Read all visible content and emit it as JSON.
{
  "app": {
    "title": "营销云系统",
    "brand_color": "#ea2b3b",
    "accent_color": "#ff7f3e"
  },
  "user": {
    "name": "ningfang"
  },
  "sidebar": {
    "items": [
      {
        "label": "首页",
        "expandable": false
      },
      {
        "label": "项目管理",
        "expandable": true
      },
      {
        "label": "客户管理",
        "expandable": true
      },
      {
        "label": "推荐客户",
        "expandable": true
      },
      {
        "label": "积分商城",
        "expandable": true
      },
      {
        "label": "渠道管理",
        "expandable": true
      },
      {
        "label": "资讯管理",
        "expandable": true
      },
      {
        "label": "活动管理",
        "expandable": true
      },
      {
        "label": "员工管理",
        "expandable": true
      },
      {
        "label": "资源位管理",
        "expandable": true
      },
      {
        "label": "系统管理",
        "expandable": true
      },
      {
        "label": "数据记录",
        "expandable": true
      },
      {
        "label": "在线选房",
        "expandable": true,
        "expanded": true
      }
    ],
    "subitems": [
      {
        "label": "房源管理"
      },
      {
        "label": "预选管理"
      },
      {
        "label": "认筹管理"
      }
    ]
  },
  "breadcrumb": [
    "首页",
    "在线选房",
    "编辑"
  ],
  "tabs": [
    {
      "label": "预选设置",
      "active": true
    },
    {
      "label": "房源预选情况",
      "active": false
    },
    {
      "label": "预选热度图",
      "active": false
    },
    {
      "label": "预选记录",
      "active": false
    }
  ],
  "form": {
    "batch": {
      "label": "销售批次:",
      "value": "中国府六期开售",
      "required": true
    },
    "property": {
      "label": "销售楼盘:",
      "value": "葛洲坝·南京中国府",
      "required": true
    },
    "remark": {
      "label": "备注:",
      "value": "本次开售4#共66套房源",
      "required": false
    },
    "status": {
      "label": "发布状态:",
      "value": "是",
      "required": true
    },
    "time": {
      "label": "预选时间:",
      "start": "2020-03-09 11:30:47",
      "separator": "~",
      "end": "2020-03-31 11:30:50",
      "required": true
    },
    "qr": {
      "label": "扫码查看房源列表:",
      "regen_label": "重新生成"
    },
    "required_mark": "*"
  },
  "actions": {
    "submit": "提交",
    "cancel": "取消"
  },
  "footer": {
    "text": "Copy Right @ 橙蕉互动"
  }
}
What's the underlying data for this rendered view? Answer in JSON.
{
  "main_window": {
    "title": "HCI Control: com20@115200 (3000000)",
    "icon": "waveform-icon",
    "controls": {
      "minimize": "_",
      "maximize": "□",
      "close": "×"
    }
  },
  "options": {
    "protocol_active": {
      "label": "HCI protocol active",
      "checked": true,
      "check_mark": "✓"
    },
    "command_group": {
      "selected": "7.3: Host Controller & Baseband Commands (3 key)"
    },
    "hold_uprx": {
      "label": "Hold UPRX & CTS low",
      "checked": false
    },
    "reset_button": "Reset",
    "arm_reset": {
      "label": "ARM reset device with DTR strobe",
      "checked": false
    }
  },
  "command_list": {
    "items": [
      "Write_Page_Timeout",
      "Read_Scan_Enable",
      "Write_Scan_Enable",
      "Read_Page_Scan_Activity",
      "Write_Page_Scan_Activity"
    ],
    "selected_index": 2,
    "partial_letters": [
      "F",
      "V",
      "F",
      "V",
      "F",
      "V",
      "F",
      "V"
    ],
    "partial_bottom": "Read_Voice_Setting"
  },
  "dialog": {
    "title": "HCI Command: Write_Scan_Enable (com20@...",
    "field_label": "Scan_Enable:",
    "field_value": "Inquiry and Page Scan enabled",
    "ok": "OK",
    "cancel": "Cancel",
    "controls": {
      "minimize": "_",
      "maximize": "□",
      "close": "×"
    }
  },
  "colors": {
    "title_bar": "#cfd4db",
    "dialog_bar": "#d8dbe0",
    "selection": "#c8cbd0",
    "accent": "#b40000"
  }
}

────────────────────────────────────────

• [THE TASK]: Reproduce the whole listing word for word.

• [OUTPUT OF THE TASK]:
Read all visible content and emit it as JSON.
{
  "app": {
    "title": "营销云系统",
    "brand_color": "#ea2b3b",
    "accent_color": "#ff7f3e"
  },
  "user": {
    "name": "ningfang"
  },
  "sidebar": {
    "items": [
      {
        "label": "首页",
        "expandable": false
      },
      {
        "label": "项目管理",
        "expandable": true
      },
      {
        "label": "客户管理",
        "expandable": true
      },
      {
        "label": "推荐客户",
        "expandable": true
      },
      {
        "label": "积分商城",
        "expandable": true
      },
      {
        "label": "渠道管理",
        "expandable": true
      },
      {
        "label": "资讯管理",
        "expandable": true
      },
      {
        "label": "活动管理",
        "expandable": true
      },
      {
        "label": "员工管理",
        "expandable": true
      },
      {
        "label": "资源位管理",
        "expandable": true
      },
      {
        "label": "系统管理",
        "expandable": true
      },
      {
        "label": "数据记录",
        "expandable": true
      },
      {
        "label": "在线选房",
        "expandable": true,
        "expanded": true
      }
    ],
    "subitems": [
      {
        "label": "房源管理"
      },
      {
        "label": "预选管理"
      },
      {
        "label": "认筹管理"
      }
    ]
  },
  "breadcrumb": [
    "首页",
    "在线选房",
    "编辑"
  ],
  "tabs": [
    {
      "label": "预选设置",
      "active": true
    },
    {
      "label": "房源预选情况",
      "active": false
    },
    {
      "label": "预选热度图",
      "active": false
    },
    {
      "label": "预选记录",
      "active": false
    }
  ],
  "form": {
    "batch": {
      "label": "销售批次:",
      "value": "中国府六期开售",
      "required": true
    },
    "property": {
      "label": "销售楼盘:",
      "value": "葛洲坝·南京中国府",
      "required": true
    },
    "remark": {
      "label": "备注:",
      "value": "本次开售4#共66套房源",
      "required": false
    },
    "status": {
      "label": "发布状态:",
      "value": "是",
      "required": true
    },
    "time": {
      "label": "预选时间:",
      "start": "2020-03-09 11:30:47",
      "separator": "~",
      "end": "2020-03-31 11:30:50",
      "required": true
    },
    "qr": {
      "label": "扫码查看房源列表:",
      "regen_label": "重新生成"
    },
    "required_mark": "*"
  },
  "actions": {
    "submit": "提交",
    "cancel": "取消"
  },
  "footer": {
    "text": "Copy Right @ 橙蕉互动"
  }
}
What's the underlying data for this rendered view? Answer in JSON.
{
  "main_window": {
    "title": "HCI Control: com20@115200 (3000000)",
    "icon": "waveform-icon",
    "controls": {
      "minimize": "_",
      "maximize": "□",
      "close": "×"
    }
  },
  "options": {
    "protocol_active": {
      "label": "HCI protocol active",
      "checked": true,
      "check_mark": "✓"
    },
    "command_group": {
      "selected": "7.3: Host Controller & Baseband Commands (3 key)"
    },
    "hold_uprx": {
      "label": "Hold UPRX & CTS low",
      "checked": false
    },
    "reset_button": "Reset",
    "arm_reset": {
      "label": "ARM reset device with DTR strobe",
      "checked": false
    }
  },
  "command_list": {
    "items": [
      "Write_Page_Timeout",
      "Read_Scan_Enable",
      "Write_Scan_Enable",
      "Read_Page_Scan_Activity",
      "Write_Page_Scan_Activity"
    ],
    "selected_index": 2,
    "partial_letters": [
      "F",
      "V",
      "F",
      "V",
      "F",
      "V",
      "F",
      "V"
    ],
    "partial_bottom": "Read_Voice_Setting"
  },
  "dialog": {
    "title": "HCI Command: Write_Scan_Enable (com20@...",
    "field_label": "Scan_Enable:",
    "field_value": "Inquiry and Page Scan enabled",
    "ok": "OK",
    "cancel": "Cancel",
    "controls": {
      "minimize": "_",
      "maximize": "□",
      "close": "×"
    }
  },
  "colors": {
    "title_bar": "#cfd4db",
    "dialog_bar": "#d8dbe0",
    "selection": "#c8cbd0",
    "accent": "#b40000"
  }
}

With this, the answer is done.